►

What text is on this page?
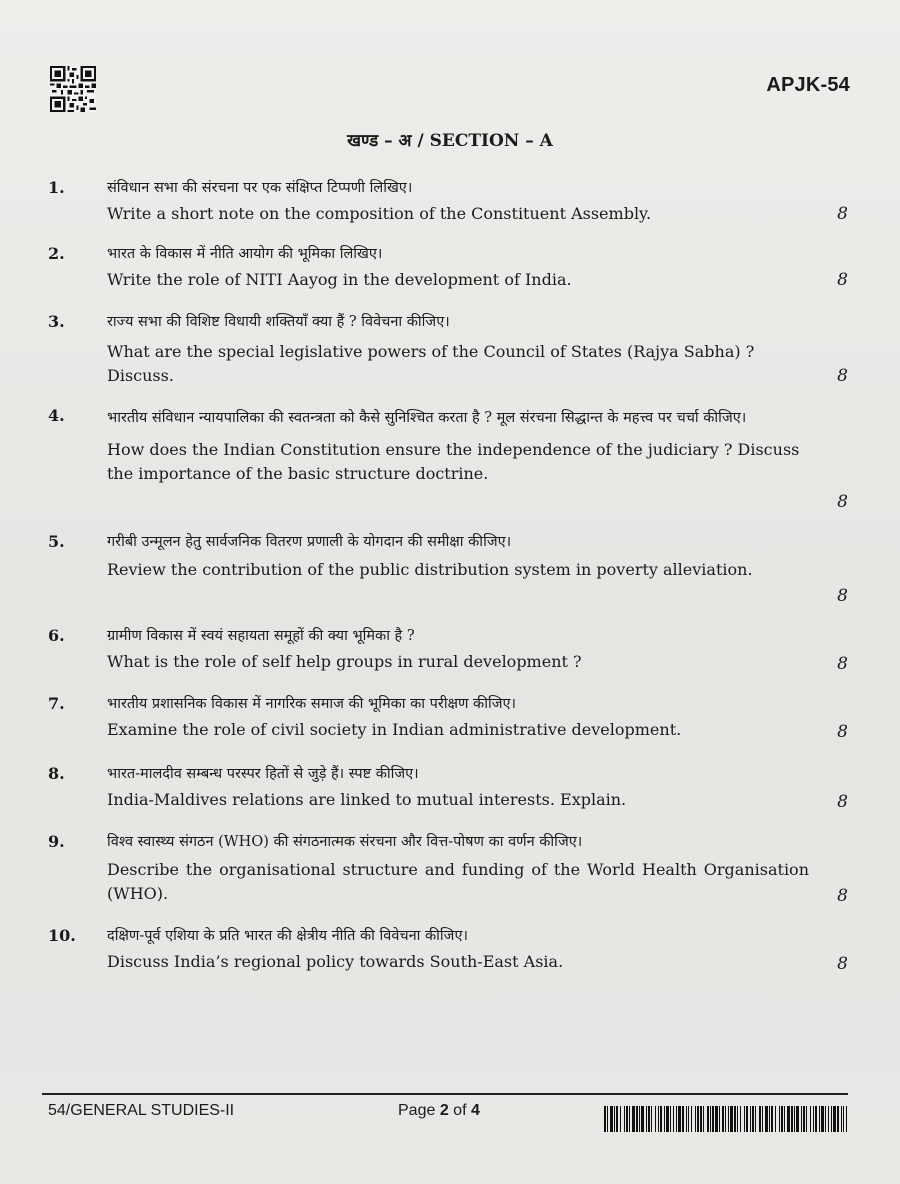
APJK-54
खण्ड – अ / SECTION – A
1.	संविधान सभा की संरचना पर एक संक्षिप्त टिप्पणी लिखिए।
Write a short note on the composition of the Constituent Assembly.	8
2.	भारत के विकास में नीति आयोग की भूमिका लिखिए।
Write the role of NITI Aayog in the development of India.	8
3.	राज्य सभा की विशिष्ट विधायी शक्तियाँ क्या हैं ? विवेचना कीजिए।
What are the special legislative powers of the Council of States (Rajya Sabha) ? Discuss.	8
4.	भारतीय संविधान न्यायपालिका की स्वतन्त्रता को कैसे सुनिश्चित करता है ? मूल संरचना सिद्धान्त के महत्त्व पर चर्चा कीजिए।
How does the Indian Constitution ensure the independence of the judiciary ? Discuss the importance of the basic structure doctrine.
8
5.	गरीबी उन्मूलन हेतु सार्वजनिक वितरण प्रणाली के योगदान की समीक्षा कीजिए।
Review the contribution of the public distribution system in poverty alleviation.
8
6.	ग्रामीण विकास में स्वयं सहायता समूहों की क्या भूमिका है ?
What is the role of self help groups in rural development ?	8
7.	भारतीय प्रशासनिक विकास में नागरिक समाज की भूमिका का परीक्षण कीजिए।
Examine the role of civil society in Indian administrative development.	8
8.	भारत-मालदीव सम्बन्ध परस्पर हितों से जुड़े हैं। स्पष्ट कीजिए।
India-Maldives relations are linked to mutual interests. Explain.	8
9.	विश्व स्वास्थ्य संगठन (WHO) की संगठनात्मक संरचना और वित्त-पोषण का वर्णन कीजिए।
Describe the organisational structure and funding of the World Health Organisation (WHO).	8
10. दक्षिण-पूर्व एशिया के प्रति भारत की क्षेत्रीय नीति की विवेचना कीजिए।
Discuss India’s regional policy towards South-East Asia.	8
54/GENERAL STUDIES-II	Page 2 of 4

◄

AIM:
Leave out the pictures and print each record exactly as it stands.

OUTPUT OF THE TASK:
What text is on this page?
APJK-54
खण्ड – अ / SECTION – A
1.	संविधान सभा की संरचना पर एक संक्षिप्त टिप्पणी लिखिए।
Write a short note on the composition of the Constituent Assembly.	8
2.	भारत के विकास में नीति आयोग की भूमिका लिखिए।
Write the role of NITI Aayog in the development of India.	8
3.	राज्य सभा की विशिष्ट विधायी शक्तियाँ क्या हैं ? विवेचना कीजिए।
What are the special legislative powers of the Council of States (Rajya Sabha) ? Discuss.	8
4.	भारतीय संविधान न्यायपालिका की स्वतन्त्रता को कैसे सुनिश्चित करता है ? मूल संरचना सिद्धान्त के महत्त्व पर चर्चा कीजिए।
How does the Indian Constitution ensure the independence of the judiciary ? Discuss the importance of the basic structure doctrine.
8
5.	गरीबी उन्मूलन हेतु सार्वजनिक वितरण प्रणाली के योगदान की समीक्षा कीजिए।
Review the contribution of the public distribution system in poverty alleviation.
8
6.	ग्रामीण विकास में स्वयं सहायता समूहों की क्या भूमिका है ?
What is the role of self help groups in rural development ?	8
7.	भारतीय प्रशासनिक विकास में नागरिक समाज की भूमिका का परीक्षण कीजिए।
Examine the role of civil society in Indian administrative development.	8
8.	भारत-मालदीव सम्बन्ध परस्पर हितों से जुड़े हैं। स्पष्ट कीजिए।
India-Maldives relations are linked to mutual interests. Explain.	8
9.	विश्व स्वास्थ्य संगठन (WHO) की संगठनात्मक संरचना और वित्त-पोषण का वर्णन कीजिए।
Describe the organisational structure and funding of the World Health Organisation (WHO).	8
10. दक्षिण-पूर्व एशिया के प्रति भारत की क्षेत्रीय नीति की विवेचना कीजिए।
Discuss India’s regional policy towards South-East Asia.	8
54/GENERAL STUDIES-II	Page 2 of 4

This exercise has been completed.